Transcribe each line of the material as it is, and drop any picture.

*MATERIAL SUPPLIED*.
▬▬▬▬▬▬▬▬▬▬

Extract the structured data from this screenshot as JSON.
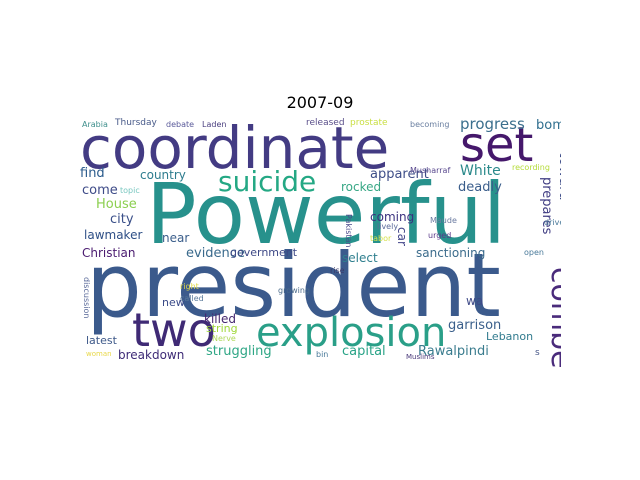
{
  "title": "2007-09",
  "words": {
    "powerful": {
      "text": "Powerful",
      "color": "#27918c"
    },
    "president": {
      "text": "president",
      "color": "#3b5a8c"
    },
    "coordinate": {
      "text": "coordinate",
      "color": "#433b83"
    },
    "set": {
      "text": "set",
      "color": "#45186b"
    },
    "two": {
      "text": "two",
      "color": "#3f2a75"
    },
    "explosion": {
      "text": "explosion",
      "color": "#2a9f88"
    },
    "suicide": {
      "text": "suicide",
      "color": "#24a884"
    },
    "comber": {
      "text": "comber",
      "color": "#4a2b7b"
    },
    "progress": {
      "text": "progress",
      "color": "#3b6f8d"
    },
    "bomb": {
      "text": "bomb",
      "color": "#2e6e8e"
    },
    "toward": {
      "text": "toward",
      "color": "#3d4c88"
    },
    "prepares": {
      "text": "prepares",
      "color": "#423f84"
    },
    "White": {
      "text": "White",
      "color": "#2b8a8b"
    },
    "apparent": {
      "text": "apparent",
      "color": "#3e4e88"
    },
    "rocked": {
      "text": "rocked",
      "color": "#37a785"
    },
    "deadly": {
      "text": "deadly",
      "color": "#3a5d8b"
    },
    "country": {
      "text": "country",
      "color": "#2d7c8e"
    },
    "find": {
      "text": "find",
      "color": "#2a5b8c"
    },
    "come": {
      "text": "come",
      "color": "#3e4b88"
    },
    "House": {
      "text": "House",
      "color": "#8bcf4f"
    },
    "city": {
      "text": "city",
      "color": "#3a4f89"
    },
    "lawmaker": {
      "text": "lawmaker",
      "color": "#2e4f86"
    },
    "near": {
      "text": "near",
      "color": "#3b5e8b"
    },
    "coming": {
      "text": "coming",
      "color": "#3a317f"
    },
    "select": {
      "text": "select",
      "color": "#2f7f8e"
    },
    "car": {
      "text": "car",
      "color": "#414488"
    },
    "sanctioning": {
      "text": "sanctioning",
      "color": "#3c6c8c"
    },
    "Christian": {
      "text": "Christian",
      "color": "#4a1b70"
    },
    "evidence": {
      "text": "evidence",
      "color": "#3a6a8c"
    },
    "government": {
      "text": "government",
      "color": "#3d4886"
    },
    "new": {
      "text": "new",
      "color": "#3a4a88"
    },
    "killed": {
      "text": "killed",
      "color": "#45276f"
    },
    "string": {
      "text": "string",
      "color": "#9fd838"
    },
    "wa": {
      "text": "wa",
      "color": "#3e4a88"
    },
    "garrison": {
      "text": "garrison",
      "color": "#3a5f8b"
    },
    "Lebanon": {
      "text": "Lebanon",
      "color": "#317b8e"
    },
    "latest": {
      "text": "latest",
      "color": "#3d5889"
    },
    "breakdown": {
      "text": "breakdown",
      "color": "#3d2a76"
    },
    "struggling": {
      "text": "struggling",
      "color": "#2ea685"
    },
    "capital": {
      "text": "capital",
      "color": "#29a387"
    },
    "Rawalpindi": {
      "text": "Rawalpindi",
      "color": "#3a7c8e"
    },
    "Arabia": {
      "text": "Arabia",
      "color": "#3f8f8c"
    },
    "Thursday": {
      "text": "Thursday",
      "color": "#485a89"
    },
    "debate": {
      "text": "debate",
      "color": "#5a5a9a"
    },
    "Laden": {
      "text": "Laden",
      "color": "#4a3f7f"
    },
    "released": {
      "text": "released",
      "color": "#5a4f8a"
    },
    "prostate": {
      "text": "prostate",
      "color": "#c9df42"
    },
    "becoming": {
      "text": "becoming",
      "color": "#6a7fa0"
    },
    "recording": {
      "text": "recording",
      "color": "#b5dc3a"
    },
    "topic": {
      "text": "topic",
      "color": "#79c7c0"
    },
    "Musharraf": {
      "text": "Musharraf",
      "color": "#5a4a8f"
    },
    "Pakistan": {
      "text": "Pakistan",
      "color": "#4a4a8a"
    },
    "lively": {
      "text": "lively",
      "color": "#5a6a9a"
    },
    "Maude": {
      "text": "Maude",
      "color": "#6a7aa0"
    },
    "urged": {
      "text": "urged",
      "color": "#5a3a8a"
    },
    "tabor": {
      "text": "tabor",
      "color": "#d5e24a"
    },
    "open": {
      "text": "open",
      "color": "#4a7a9a"
    },
    "drive": {
      "text": "drive",
      "color": "#4a7a9a"
    },
    "rise": {
      "text": "rise",
      "color": "#3a3a6a"
    },
    "right": {
      "text": "right",
      "color": "#e0d84a"
    },
    "growing": {
      "text": "growing",
      "color": "#4a6a8a"
    },
    "discussion": {
      "text": "discussion",
      "color": "#5a6a9a"
    },
    "called": {
      "text": "called",
      "color": "#5a7a9a"
    },
    "Nerve": {
      "text": "Nerve",
      "color": "#b0d85a"
    },
    "woman": {
      "text": "woman",
      "color": "#e8d84a"
    },
    "bin": {
      "text": "bin",
      "color": "#4a7a9a"
    },
    "Muslims": {
      "text": "Muslims",
      "color": "#4a3a7a"
    },
    "s": {
      "text": "s",
      "color": "#4a5a8a"
    }
  }
}
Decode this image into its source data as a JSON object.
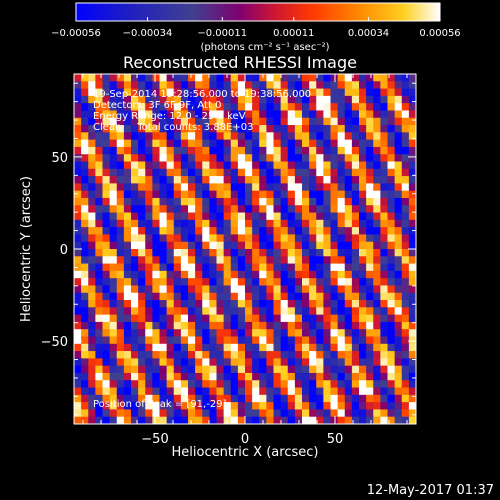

▬▬▬▬▬▬▬▬▬▬

*ANSWER FOR THIS EXERCISE*.
Extract the structured data from this screenshot as JSON.
{
  "title": "2007-09",
  "words": {
    "powerful": {
      "text": "Powerful",
      "color": "#27918c"
    },
    "president": {
      "text": "president",
      "color": "#3b5a8c"
    },
    "coordinate": {
      "text": "coordinate",
      "color": "#433b83"
    },
    "set": {
      "text": "set",
      "color": "#45186b"
    },
    "two": {
      "text": "two",
      "color": "#3f2a75"
    },
    "explosion": {
      "text": "explosion",
      "color": "#2a9f88"
    },
    "suicide": {
      "text": "suicide",
      "color": "#24a884"
    },
    "comber": {
      "text": "comber",
      "color": "#4a2b7b"
    },
    "progress": {
      "text": "progress",
      "color": "#3b6f8d"
    },
    "bomb": {
      "text": "bomb",
      "color": "#2e6e8e"
    },
    "toward": {
      "text": "toward",
      "color": "#3d4c88"
    },
    "prepares": {
      "text": "prepares",
      "color": "#423f84"
    },
    "White": {
      "text": "White",
      "color": "#2b8a8b"
    },
    "apparent": {
      "text": "apparent",
      "color": "#3e4e88"
    },
    "rocked": {
      "text": "rocked",
      "color": "#37a785"
    },
    "deadly": {
      "text": "deadly",
      "color": "#3a5d8b"
    },
    "country": {
      "text": "country",
      "color": "#2d7c8e"
    },
    "find": {
      "text": "find",
      "color": "#2a5b8c"
    },
    "come": {
      "text": "come",
      "color": "#3e4b88"
    },
    "House": {
      "text": "House",
      "color": "#8bcf4f"
    },
    "city": {
      "text": "city",
      "color": "#3a4f89"
    },
    "lawmaker": {
      "text": "lawmaker",
      "color": "#2e4f86"
    },
    "near": {
      "text": "near",
      "color": "#3b5e8b"
    },
    "coming": {
      "text": "coming",
      "color": "#3a317f"
    },
    "select": {
      "text": "select",
      "color": "#2f7f8e"
    },
    "car": {
      "text": "car",
      "color": "#414488"
    },
    "sanctioning": {
      "text": "sanctioning",
      "color": "#3c6c8c"
    },
    "Christian": {
      "text": "Christian",
      "color": "#4a1b70"
    },
    "evidence": {
      "text": "evidence",
      "color": "#3a6a8c"
    },
    "government": {
      "text": "government",
      "color": "#3d4886"
    },
    "new": {
      "text": "new",
      "color": "#3a4a88"
    },
    "killed": {
      "text": "killed",
      "color": "#45276f"
    },
    "string": {
      "text": "string",
      "color": "#9fd838"
    },
    "wa": {
      "text": "wa",
      "color": "#3e4a88"
    },
    "garrison": {
      "text": "garrison",
      "color": "#3a5f8b"
    },
    "Lebanon": {
      "text": "Lebanon",
      "color": "#317b8e"
    },
    "latest": {
      "text": "latest",
      "color": "#3d5889"
    },
    "breakdown": {
      "text": "breakdown",
      "color": "#3d2a76"
    },
    "struggling": {
      "text": "struggling",
      "color": "#2ea685"
    },
    "capital": {
      "text": "capital",
      "color": "#29a387"
    },
    "Rawalpindi": {
      "text": "Rawalpindi",
      "color": "#3a7c8e"
    },
    "Arabia": {
      "text": "Arabia",
      "color": "#3f8f8c"
    },
    "Thursday": {
      "text": "Thursday",
      "color": "#485a89"
    },
    "debate": {
      "text": "debate",
      "color": "#5a5a9a"
    },
    "Laden": {
      "text": "Laden",
      "color": "#4a3f7f"
    },
    "released": {
      "text": "released",
      "color": "#5a4f8a"
    },
    "prostate": {
      "text": "prostate",
      "color": "#c9df42"
    },
    "becoming": {
      "text": "becoming",
      "color": "#6a7fa0"
    },
    "recording": {
      "text": "recording",
      "color": "#b5dc3a"
    },
    "topic": {
      "text": "topic",
      "color": "#79c7c0"
    },
    "Musharraf": {
      "text": "Musharraf",
      "color": "#5a4a8f"
    },
    "Pakistan": {
      "text": "Pakistan",
      "color": "#4a4a8a"
    },
    "lively": {
      "text": "lively",
      "color": "#5a6a9a"
    },
    "Maude": {
      "text": "Maude",
      "color": "#6a7aa0"
    },
    "urged": {
      "text": "urged",
      "color": "#5a3a8a"
    },
    "tabor": {
      "text": "tabor",
      "color": "#d5e24a"
    },
    "open": {
      "text": "open",
      "color": "#4a7a9a"
    },
    "drive": {
      "text": "drive",
      "color": "#4a7a9a"
    },
    "rise": {
      "text": "rise",
      "color": "#3a3a6a"
    },
    "right": {
      "text": "right",
      "color": "#e0d84a"
    },
    "growing": {
      "text": "growing",
      "color": "#4a6a8a"
    },
    "discussion": {
      "text": "discussion",
      "color": "#5a6a9a"
    },
    "called": {
      "text": "called",
      "color": "#5a7a9a"
    },
    "Nerve": {
      "text": "Nerve",
      "color": "#b0d85a"
    },
    "woman": {
      "text": "woman",
      "color": "#e8d84a"
    },
    "bin": {
      "text": "bin",
      "color": "#4a7a9a"
    },
    "Muslims": {
      "text": "Muslims",
      "color": "#4a3a7a"
    },
    "s": {
      "text": "s",
      "color": "#4a5a8a"
    }
  }
}
Decode this image into its source data as a JSON object.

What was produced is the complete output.